## start

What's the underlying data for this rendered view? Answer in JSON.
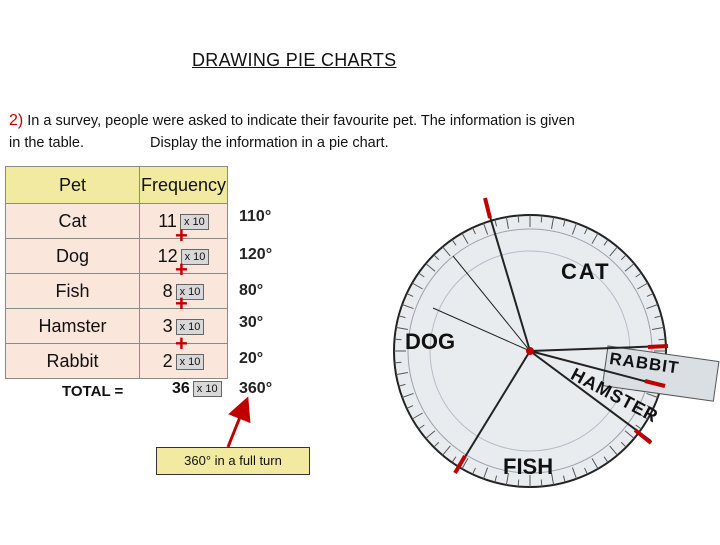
{
  "title": "DRAWING PIE CHARTS",
  "question": {
    "number": "2)",
    "line1": "In a survey, people were asked to indicate their favourite pet. The information is given",
    "line2a": "in the table.",
    "line2b": "Display the information in a pie chart."
  },
  "table": {
    "headers": [
      "Pet",
      "Frequency"
    ],
    "rows": [
      {
        "pet": "Cat",
        "freq": "11",
        "mult": "x 10",
        "deg": "110°"
      },
      {
        "pet": "Dog",
        "freq": "12",
        "mult": "x 10",
        "deg": "120°"
      },
      {
        "pet": "Fish",
        "freq": "8",
        "mult": "x 10",
        "deg": "80°"
      },
      {
        "pet": "Hamster",
        "freq": "3",
        "mult": "x 10",
        "deg": "30°"
      },
      {
        "pet": "Rabbit",
        "freq": "2",
        "mult": "x 10",
        "deg": "20°"
      }
    ],
    "plus_symbol": "+",
    "total_label": "TOTAL =",
    "total_value": "36",
    "total_mult": "x 10",
    "total_deg": "360°"
  },
  "note": "360° in a full turn",
  "pie_labels": {
    "cat": "CAT",
    "dog": "DOG",
    "fish": "FISH",
    "rabbit": "RABBIT",
    "hamster": "HAMSTER"
  },
  "colors": {
    "accent": "#c00000",
    "header_bg": "#f2eaa0",
    "row_bg": "#fbe6dc",
    "deg_color": "#222222"
  }
}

## end

Your task is to copy the entries in full and exactly, without any images.

SOLUTION FOR THIS EXERCISE.
What's the underlying data for this rendered view? Answer in JSON.
{
  "title": "DRAWING PIE CHARTS",
  "question": {
    "number": "2)",
    "line1": "In a survey, people were asked to indicate their favourite pet. The information is given",
    "line2a": "in the table.",
    "line2b": "Display the information in a pie chart."
  },
  "table": {
    "headers": [
      "Pet",
      "Frequency"
    ],
    "rows": [
      {
        "pet": "Cat",
        "freq": "11",
        "mult": "x 10",
        "deg": "110°"
      },
      {
        "pet": "Dog",
        "freq": "12",
        "mult": "x 10",
        "deg": "120°"
      },
      {
        "pet": "Fish",
        "freq": "8",
        "mult": "x 10",
        "deg": "80°"
      },
      {
        "pet": "Hamster",
        "freq": "3",
        "mult": "x 10",
        "deg": "30°"
      },
      {
        "pet": "Rabbit",
        "freq": "2",
        "mult": "x 10",
        "deg": "20°"
      }
    ],
    "plus_symbol": "+",
    "total_label": "TOTAL =",
    "total_value": "36",
    "total_mult": "x 10",
    "total_deg": "360°"
  },
  "note": "360° in a full turn",
  "pie_labels": {
    "cat": "CAT",
    "dog": "DOG",
    "fish": "FISH",
    "rabbit": "RABBIT",
    "hamster": "HAMSTER"
  },
  "colors": {
    "accent": "#c00000",
    "header_bg": "#f2eaa0",
    "row_bg": "#fbe6dc",
    "deg_color": "#222222"
  }
}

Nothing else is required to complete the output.